:: THE DATA

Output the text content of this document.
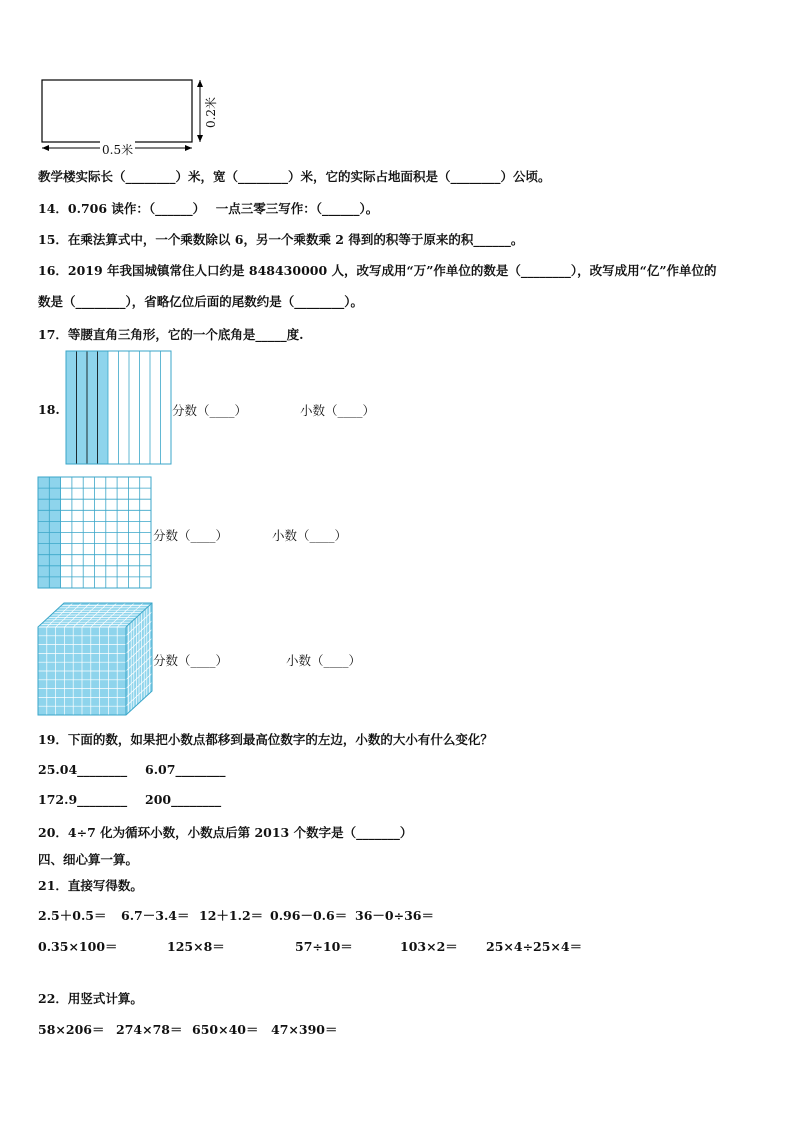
0.2米
0.5米
教学楼实际长（________）米，宽（________）米，它的实际占地面积是（________）公顷。
14．0.706 读作：（______）　 一点三零三写作：（______）。
15．在乘法算式中，一个乘数除以 6，另一个乘数乘 2 得到的积等于原来的积______。
16．2019 年我国城镇常住人口约是 848430000 人，改写成用“万”作单位的数是（________），改写成用“亿”作单位的
数是（________），省略亿位后面的尾数约是（________）。
17．等腰直角三角形，它的一个底角是_____度.
18.	分数（____）	小数（____）
分数（____）	小数（____）
分数（____）	小数（____）
19．下面的数，如果把小数点都移到最高位数字的左边，小数的大小有什么变化？
25.04________ 6.07________
172.9________ 200________
20．4÷7 化为循环小数，小数点后第 2013 个数字是（_______）
四、细心算一算。
21．直接写得数。
2.5＋0.5＝ 6.7－3.4＝ 12＋1.2＝ 0.96－0.6＝ 36－0÷36＝
0.35×100＝	125×8＝	57÷10＝	103×2＝ 25×4÷25×4＝
22．用竖式计算。
58×206＝ 274×78＝ 650×40＝ 47×390＝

::::

Without the pictures, write out every entry precisely as it appears.

Output the text content of this document.
0.2米
0.5米
教学楼实际长（________）米，宽（________）米，它的实际占地面积是（________）公顷。
14．0.706 读作：（______）　 一点三零三写作：（______）。
15．在乘法算式中，一个乘数除以 6，另一个乘数乘 2 得到的积等于原来的积______。
16．2019 年我国城镇常住人口约是 848430000 人，改写成用“万”作单位的数是（________），改写成用“亿”作单位的
数是（________），省略亿位后面的尾数约是（________）。
17．等腰直角三角形，它的一个底角是_____度.
18.	分数（____）	小数（____）
分数（____）	小数（____）
分数（____）	小数（____）
19．下面的数，如果把小数点都移到最高位数字的左边，小数的大小有什么变化？
25.04________ 6.07________
172.9________ 200________
20．4÷7 化为循环小数，小数点后第 2013 个数字是（_______）
四、细心算一算。
21．直接写得数。
2.5＋0.5＝ 6.7－3.4＝ 12＋1.2＝ 0.96－0.6＝ 36－0÷36＝
0.35×100＝	125×8＝	57÷10＝	103×2＝ 25×4÷25×4＝
22．用竖式计算。
58×206＝ 274×78＝ 650×40＝ 47×390＝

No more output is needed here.